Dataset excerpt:
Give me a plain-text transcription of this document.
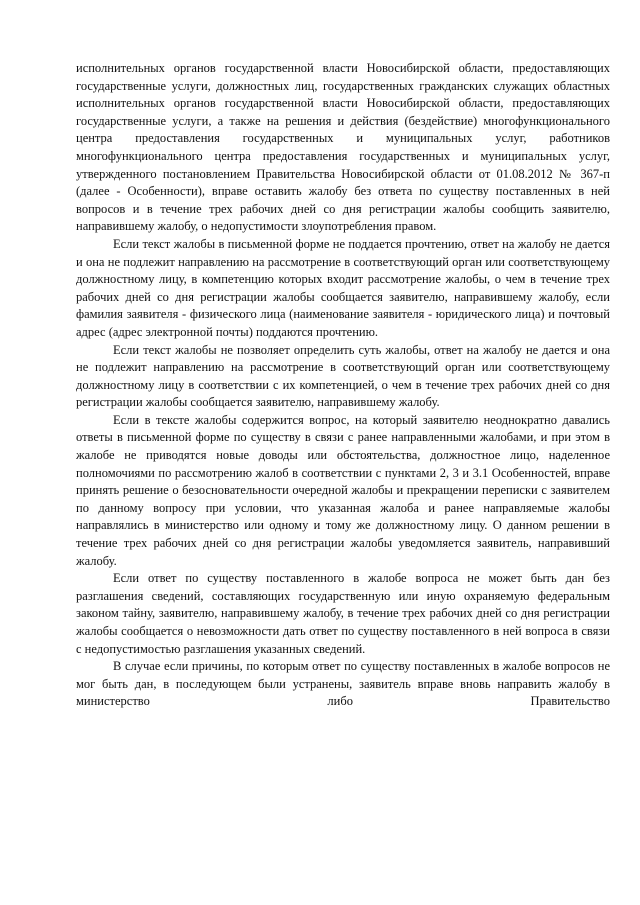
исполнительных органов государственной власти Новосибирской области, предоставляющих государственные услуги, должностных лиц, государственных гражданских служащих областных исполнительных органов государственной власти Новосибирской области, предоставляющих государственные услуги, а также на решения и действия (бездействие) многофункционального центра предоставления государственных и муниципальных услуг, работников многофункционального центра предоставления государственных и муниципальных услуг, утвержденного постановлением Правительства Новосибирской области от 01.08.2012 № 367-п (далее - Особенности), вправе оставить жалобу без ответа по существу поставленных в ней вопросов и в течение трех рабочих дней со дня регистрации жалобы сообщить заявителю, направившему жалобу, о недопустимости злоупотребления правом.

Если текст жалобы в письменной форме не поддается прочтению, ответ на жалобу не дается и она не подлежит направлению на рассмотрение в соответствующий орган или соответствующему должностному лицу, в компетенцию которых входит рассмотрение жалобы, о чем в течение трех рабочих дней со дня регистрации жалобы сообщается заявителю, направившему жалобу, если фамилия заявителя - физического лица (наименование заявителя - юридического лица) и почтовый адрес (адрес электронной почты) поддаются прочтению.

Если текст жалобы не позволяет определить суть жалобы, ответ на жалобу не дается и она не подлежит направлению на рассмотрение в соответствующий орган или соответствующему должностному лицу в соответствии с их компетенцией, о чем в течение трех рабочих дней со дня регистрации жалобы сообщается заявителю, направившему жалобу.

Если в тексте жалобы содержится вопрос, на который заявителю неоднократно давались ответы в письменной форме по существу в связи с ранее направленными жалобами, и при этом в жалобе не приводятся новые доводы или обстоятельства, должностное лицо, наделенное полномочиями по рассмотрению жалоб в соответствии с пунктами 2, 3 и 3.1 Особенностей, вправе принять решение о безосновательности очередной жалобы и прекращении переписки с заявителем по данному вопросу при условии, что указанная жалоба и ранее направляемые жалобы направлялись в министерство или одному и тому же должностному лицу. О данном решении в течение трех рабочих дней со дня регистрации жалобы уведомляется заявитель, направивший жалобу.

Если ответ по существу поставленного в жалобе вопроса не может быть дан без разглашения сведений, составляющих государственную или иную охраняемую федеральным законом тайну, заявителю, направившему жалобу, в течение трех рабочих дней со дня регистрации жалобы сообщается о невозможности дать ответ по существу поставленного в ней вопроса в связи с недопустимостью разглашения указанных сведений.

В случае если причины, по которым ответ по существу поставленных в жалобе вопросов не мог быть дан, в последующем были устранены, заявитель вправе вновь направить жалобу в министерство либо Правительство
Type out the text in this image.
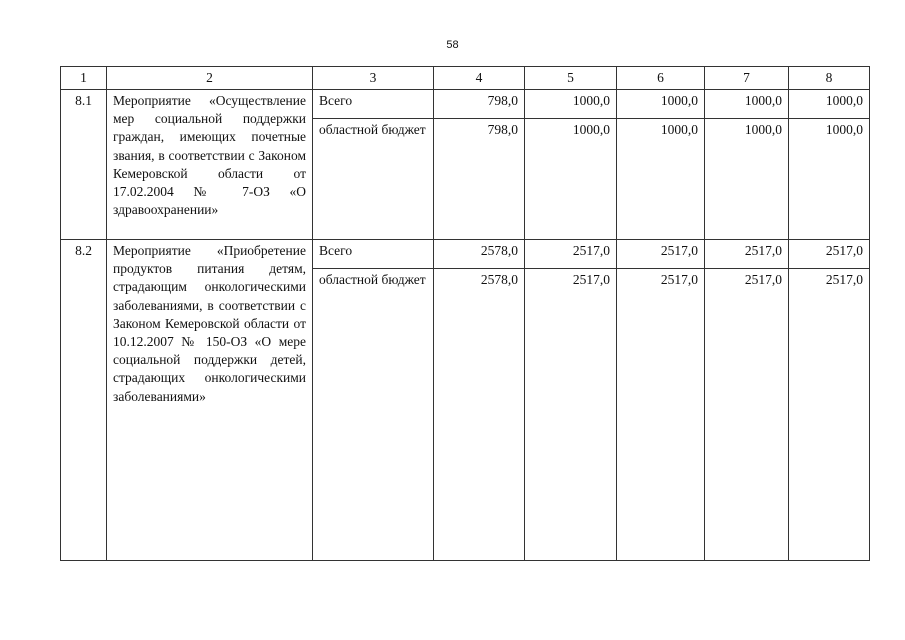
58
1	2	3	4	5	6	7	8
8.1	Мероприятие «Осуществление мер социальной поддержки граждан, имеющих почетные звания, в соответствии с Законом Кемеровской области от 17.02.2004 № 7-ОЗ «О здравоохранении»	Всего	798,0	1000,0	1000,0	1000,0	1000,0
		областной бюджет	798,0	1000,0	1000,0	1000,0	1000,0
8.2	Мероприятие «Приобретение продуктов питания детям, страдающим онкологическими заболеваниями, в соответствии с Законом Кемеровской области от 10.12.2007 № 150-ОЗ «О мере социальной поддержки детей, страдающих онкологическими заболеваниями»	Всего	2578,0	2517,0	2517,0	2517,0	2517,0
		областной бюджет	2578,0	2517,0	2517,0	2517,0	2517,0
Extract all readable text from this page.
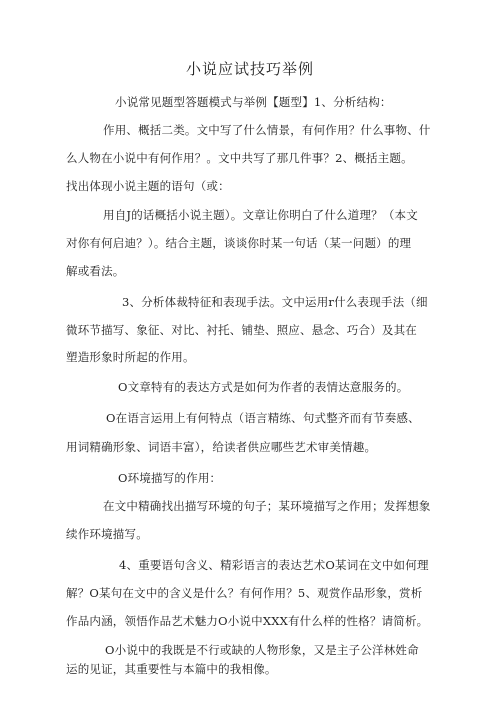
小说应试技巧举例
小说常见题型答题模式与举例【题型】1、分析结构：
作用、概括二类。文中写了什么情景，有何作用？什么事物、什
么人物在小说中有何作用？。文中共写了那几件事？2、概括主题。
找出体现小说主题的语句（或：
用自J的话概括小说主题）。文章让你明白了什么道理？（本文
对你有何启迪？）。结合主题，谈谈你时某一句话（某一问题）的理
解或看法。
3、分析体裁特征和表现手法。文中运用r什么表现手法（细
微环节描写、象征、对比、衬托、铺垫、照应、悬念、巧合）及其在
塑造形象时所起的作用。
O文章特有的表达方式是如何为作者的表情达意服务的。
O在语言运用上有何特点（语言精练、句式整齐而有节奏感、
用词精确形象、词语丰富），给读者供应哪些艺术审美情趣。
O环境描写的作用：
在文中精确找出描写环境的句子；某环境描写之作用；发挥想象
续作环境描写。
4、重要语句含义、精彩语言的表达艺术O某词在文中如何理
解？O某句在文中的含义是什么？有何作用？5、观赏作品形象，赏析
作品内涵，领悟作品艺术魅力O小说中XXX有什么样的性格？请简析。
O小说中的我既是不行或缺的人物形象，又是主子公洋林姓命
运的见证，其重要性与本篇中的我相像。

Objective: Return only the number of lines in the data above that include the word "this".

Exercise output: 3